→ WHAT TO WORK ON:
Return all of the data exactly, with nothing left out but the pictures.

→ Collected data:
►

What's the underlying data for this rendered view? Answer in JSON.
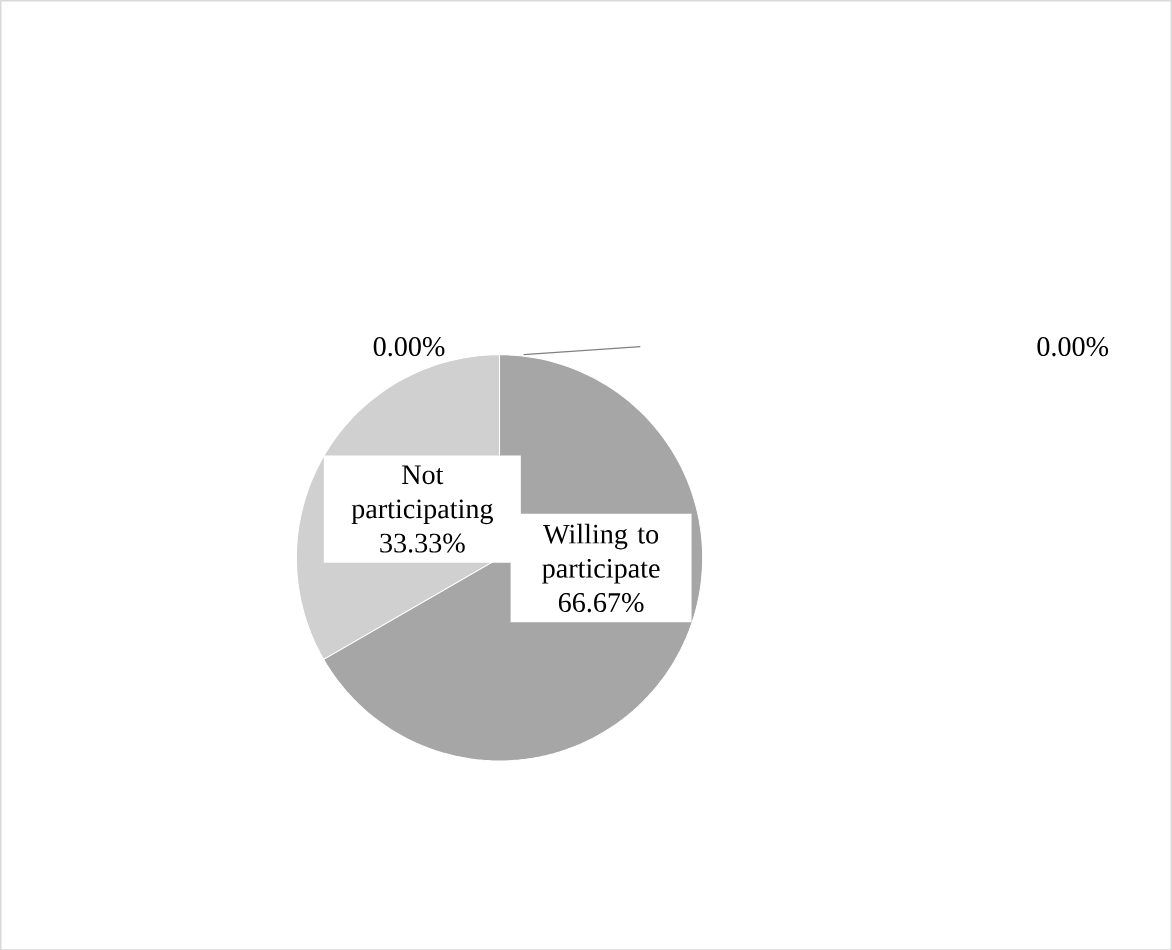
{
  "chart_data": {
    "type": "pie",
    "categories": [
      "Willing to participate",
      "Not participating",
      null,
      null
    ],
    "values": [
      66.67,
      33.33,
      0,
      0
    ],
    "value_labels": [
      "66.67%",
      "33.33%",
      "0.00%",
      "0.00%"
    ],
    "colors": [
      "#a6a6a6",
      "#d0d0d0",
      "#808080",
      "#808080"
    ]
  }
}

◄

→ WRITTEN RESPONSE:
What's the underlying data for this rendered view? Answer in JSON.
{
  "chart_data": {
    "type": "pie",
    "categories": [
      "Willing to participate",
      "Not participating",
      null,
      null
    ],
    "values": [
      66.67,
      33.33,
      0,
      0
    ],
    "value_labels": [
      "66.67%",
      "33.33%",
      "0.00%",
      "0.00%"
    ],
    "colors": [
      "#a6a6a6",
      "#d0d0d0",
      "#808080",
      "#808080"
    ]
  }
}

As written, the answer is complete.